:: Try it ::
Would you write out all of the data exactly as it appears below?

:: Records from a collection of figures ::
[Start of section]
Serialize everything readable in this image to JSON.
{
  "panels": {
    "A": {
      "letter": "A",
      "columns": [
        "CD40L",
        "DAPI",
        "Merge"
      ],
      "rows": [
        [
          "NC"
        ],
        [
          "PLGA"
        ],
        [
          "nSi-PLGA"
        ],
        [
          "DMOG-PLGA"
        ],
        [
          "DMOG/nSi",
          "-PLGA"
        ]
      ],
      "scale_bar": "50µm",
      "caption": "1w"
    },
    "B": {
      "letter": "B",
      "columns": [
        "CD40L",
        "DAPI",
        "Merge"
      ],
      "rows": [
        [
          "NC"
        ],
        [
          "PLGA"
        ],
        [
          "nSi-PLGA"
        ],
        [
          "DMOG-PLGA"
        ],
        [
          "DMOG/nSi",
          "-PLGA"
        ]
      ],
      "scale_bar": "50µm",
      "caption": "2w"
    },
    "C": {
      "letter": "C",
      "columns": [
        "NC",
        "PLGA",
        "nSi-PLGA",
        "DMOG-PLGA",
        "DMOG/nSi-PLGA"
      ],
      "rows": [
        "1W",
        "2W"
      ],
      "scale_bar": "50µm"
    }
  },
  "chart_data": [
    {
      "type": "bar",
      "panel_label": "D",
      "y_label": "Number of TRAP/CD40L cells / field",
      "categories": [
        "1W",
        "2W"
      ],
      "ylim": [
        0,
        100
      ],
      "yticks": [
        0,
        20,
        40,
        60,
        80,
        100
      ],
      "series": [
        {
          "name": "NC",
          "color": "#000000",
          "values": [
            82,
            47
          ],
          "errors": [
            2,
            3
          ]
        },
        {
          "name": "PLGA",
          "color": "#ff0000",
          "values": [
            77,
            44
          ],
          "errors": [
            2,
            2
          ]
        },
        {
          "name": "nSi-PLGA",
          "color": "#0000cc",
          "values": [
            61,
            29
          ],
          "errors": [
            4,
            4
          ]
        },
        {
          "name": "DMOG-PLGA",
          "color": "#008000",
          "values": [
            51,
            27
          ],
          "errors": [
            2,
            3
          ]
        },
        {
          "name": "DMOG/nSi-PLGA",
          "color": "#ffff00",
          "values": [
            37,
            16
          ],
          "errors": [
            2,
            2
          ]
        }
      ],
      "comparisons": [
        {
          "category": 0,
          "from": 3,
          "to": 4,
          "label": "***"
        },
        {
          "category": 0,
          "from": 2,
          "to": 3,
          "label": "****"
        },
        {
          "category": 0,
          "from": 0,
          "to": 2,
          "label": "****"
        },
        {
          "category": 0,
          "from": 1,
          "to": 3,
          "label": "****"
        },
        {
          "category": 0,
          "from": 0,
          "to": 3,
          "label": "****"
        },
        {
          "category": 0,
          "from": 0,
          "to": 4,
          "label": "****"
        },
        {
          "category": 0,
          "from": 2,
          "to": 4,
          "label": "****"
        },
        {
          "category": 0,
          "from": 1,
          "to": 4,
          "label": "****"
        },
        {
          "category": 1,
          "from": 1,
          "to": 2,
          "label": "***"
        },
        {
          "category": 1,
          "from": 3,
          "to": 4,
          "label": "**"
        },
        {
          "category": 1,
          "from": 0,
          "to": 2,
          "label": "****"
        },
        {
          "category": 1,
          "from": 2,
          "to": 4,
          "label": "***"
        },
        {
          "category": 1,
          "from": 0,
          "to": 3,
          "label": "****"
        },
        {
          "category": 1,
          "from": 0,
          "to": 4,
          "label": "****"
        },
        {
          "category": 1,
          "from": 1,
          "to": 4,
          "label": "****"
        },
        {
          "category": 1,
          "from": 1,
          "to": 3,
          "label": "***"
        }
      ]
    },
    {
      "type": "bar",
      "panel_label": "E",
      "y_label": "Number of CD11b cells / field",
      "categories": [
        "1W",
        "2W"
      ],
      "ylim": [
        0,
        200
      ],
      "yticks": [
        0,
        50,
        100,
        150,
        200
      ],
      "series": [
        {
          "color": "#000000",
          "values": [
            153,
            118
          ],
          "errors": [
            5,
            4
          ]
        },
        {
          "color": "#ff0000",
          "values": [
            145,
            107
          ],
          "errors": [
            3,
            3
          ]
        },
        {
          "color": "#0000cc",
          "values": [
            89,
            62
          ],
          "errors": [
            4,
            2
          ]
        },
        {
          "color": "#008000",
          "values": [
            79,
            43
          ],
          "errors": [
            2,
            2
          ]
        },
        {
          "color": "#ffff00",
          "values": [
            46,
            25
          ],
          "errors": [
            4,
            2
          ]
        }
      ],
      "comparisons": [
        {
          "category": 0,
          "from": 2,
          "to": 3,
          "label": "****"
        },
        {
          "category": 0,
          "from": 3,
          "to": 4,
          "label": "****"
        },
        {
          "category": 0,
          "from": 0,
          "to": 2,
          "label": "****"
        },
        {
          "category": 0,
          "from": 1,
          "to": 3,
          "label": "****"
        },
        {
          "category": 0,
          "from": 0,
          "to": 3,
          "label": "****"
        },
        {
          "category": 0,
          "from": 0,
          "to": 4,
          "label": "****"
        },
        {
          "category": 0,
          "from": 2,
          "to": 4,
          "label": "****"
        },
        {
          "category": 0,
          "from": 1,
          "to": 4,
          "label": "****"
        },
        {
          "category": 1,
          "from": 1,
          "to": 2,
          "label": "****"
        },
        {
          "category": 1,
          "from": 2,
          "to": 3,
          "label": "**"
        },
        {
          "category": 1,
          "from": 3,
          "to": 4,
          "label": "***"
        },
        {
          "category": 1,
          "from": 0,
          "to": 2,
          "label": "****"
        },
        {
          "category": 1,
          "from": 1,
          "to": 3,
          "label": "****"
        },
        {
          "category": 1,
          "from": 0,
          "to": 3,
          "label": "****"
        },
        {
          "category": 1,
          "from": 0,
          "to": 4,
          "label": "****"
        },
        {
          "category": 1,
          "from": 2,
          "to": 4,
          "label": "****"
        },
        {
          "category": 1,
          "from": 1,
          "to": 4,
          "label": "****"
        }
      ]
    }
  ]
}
[End of section]
:: Task response ::
Serialize everything readable in this image to JSON.
{
  "panels": {
    "A": {
      "letter": "A",
      "columns": [
        "CD40L",
        "DAPI",
        "Merge"
      ],
      "rows": [
        [
          "NC"
        ],
        [
          "PLGA"
        ],
        [
          "nSi-PLGA"
        ],
        [
          "DMOG-PLGA"
        ],
        [
          "DMOG/nSi",
          "-PLGA"
        ]
      ],
      "scale_bar": "50µm",
      "caption": "1w"
    },
    "B": {
      "letter": "B",
      "columns": [
        "CD40L",
        "DAPI",
        "Merge"
      ],
      "rows": [
        [
          "NC"
        ],
        [
          "PLGA"
        ],
        [
          "nSi-PLGA"
        ],
        [
          "DMOG-PLGA"
        ],
        [
          "DMOG/nSi",
          "-PLGA"
        ]
      ],
      "scale_bar": "50µm",
      "caption": "2w"
    },
    "C": {
      "letter": "C",
      "columns": [
        "NC",
        "PLGA",
        "nSi-PLGA",
        "DMOG-PLGA",
        "DMOG/nSi-PLGA"
      ],
      "rows": [
        "1W",
        "2W"
      ],
      "scale_bar": "50µm"
    }
  },
  "chart_data": [
    {
      "type": "bar",
      "panel_label": "D",
      "y_label": "Number of TRAP/CD40L cells / field",
      "categories": [
        "1W",
        "2W"
      ],
      "ylim": [
        0,
        100
      ],
      "yticks": [
        0,
        20,
        40,
        60,
        80,
        100
      ],
      "series": [
        {
          "name": "NC",
          "color": "#000000",
          "values": [
            82,
            47
          ],
          "errors": [
            2,
            3
          ]
        },
        {
          "name": "PLGA",
          "color": "#ff0000",
          "values": [
            77,
            44
          ],
          "errors": [
            2,
            2
          ]
        },
        {
          "name": "nSi-PLGA",
          "color": "#0000cc",
          "values": [
            61,
            29
          ],
          "errors": [
            4,
            4
          ]
        },
        {
          "name": "DMOG-PLGA",
          "color": "#008000",
          "values": [
            51,
            27
          ],
          "errors": [
            2,
            3
          ]
        },
        {
          "name": "DMOG/nSi-PLGA",
          "color": "#ffff00",
          "values": [
            37,
            16
          ],
          "errors": [
            2,
            2
          ]
        }
      ],
      "comparisons": [
        {
          "category": 0,
          "from": 3,
          "to": 4,
          "label": "***"
        },
        {
          "category": 0,
          "from": 2,
          "to": 3,
          "label": "****"
        },
        {
          "category": 0,
          "from": 0,
          "to": 2,
          "label": "****"
        },
        {
          "category": 0,
          "from": 1,
          "to": 3,
          "label": "****"
        },
        {
          "category": 0,
          "from": 0,
          "to": 3,
          "label": "****"
        },
        {
          "category": 0,
          "from": 0,
          "to": 4,
          "label": "****"
        },
        {
          "category": 0,
          "from": 2,
          "to": 4,
          "label": "****"
        },
        {
          "category": 0,
          "from": 1,
          "to": 4,
          "label": "****"
        },
        {
          "category": 1,
          "from": 1,
          "to": 2,
          "label": "***"
        },
        {
          "category": 1,
          "from": 3,
          "to": 4,
          "label": "**"
        },
        {
          "category": 1,
          "from": 0,
          "to": 2,
          "label": "****"
        },
        {
          "category": 1,
          "from": 2,
          "to": 4,
          "label": "***"
        },
        {
          "category": 1,
          "from": 0,
          "to": 3,
          "label": "****"
        },
        {
          "category": 1,
          "from": 0,
          "to": 4,
          "label": "****"
        },
        {
          "category": 1,
          "from": 1,
          "to": 4,
          "label": "****"
        },
        {
          "category": 1,
          "from": 1,
          "to": 3,
          "label": "***"
        }
      ]
    },
    {
      "type": "bar",
      "panel_label": "E",
      "y_label": "Number of CD11b cells / field",
      "categories": [
        "1W",
        "2W"
      ],
      "ylim": [
        0,
        200
      ],
      "yticks": [
        0,
        50,
        100,
        150,
        200
      ],
      "series": [
        {
          "color": "#000000",
          "values": [
            153,
            118
          ],
          "errors": [
            5,
            4
          ]
        },
        {
          "color": "#ff0000",
          "values": [
            145,
            107
          ],
          "errors": [
            3,
            3
          ]
        },
        {
          "color": "#0000cc",
          "values": [
            89,
            62
          ],
          "errors": [
            4,
            2
          ]
        },
        {
          "color": "#008000",
          "values": [
            79,
            43
          ],
          "errors": [
            2,
            2
          ]
        },
        {
          "color": "#ffff00",
          "values": [
            46,
            25
          ],
          "errors": [
            4,
            2
          ]
        }
      ],
      "comparisons": [
        {
          "category": 0,
          "from": 2,
          "to": 3,
          "label": "****"
        },
        {
          "category": 0,
          "from": 3,
          "to": 4,
          "label": "****"
        },
        {
          "category": 0,
          "from": 0,
          "to": 2,
          "label": "****"
        },
        {
          "category": 0,
          "from": 1,
          "to": 3,
          "label": "****"
        },
        {
          "category": 0,
          "from": 0,
          "to": 3,
          "label": "****"
        },
        {
          "category": 0,
          "from": 0,
          "to": 4,
          "label": "****"
        },
        {
          "category": 0,
          "from": 2,
          "to": 4,
          "label": "****"
        },
        {
          "category": 0,
          "from": 1,
          "to": 4,
          "label": "****"
        },
        {
          "category": 1,
          "from": 1,
          "to": 2,
          "label": "****"
        },
        {
          "category": 1,
          "from": 2,
          "to": 3,
          "label": "**"
        },
        {
          "category": 1,
          "from": 3,
          "to": 4,
          "label": "***"
        },
        {
          "category": 1,
          "from": 0,
          "to": 2,
          "label": "****"
        },
        {
          "category": 1,
          "from": 1,
          "to": 3,
          "label": "****"
        },
        {
          "category": 1,
          "from": 0,
          "to": 3,
          "label": "****"
        },
        {
          "category": 1,
          "from": 0,
          "to": 4,
          "label": "****"
        },
        {
          "category": 1,
          "from": 2,
          "to": 4,
          "label": "****"
        },
        {
          "category": 1,
          "from": 1,
          "to": 4,
          "label": "****"
        }
      ]
    }
  ]
}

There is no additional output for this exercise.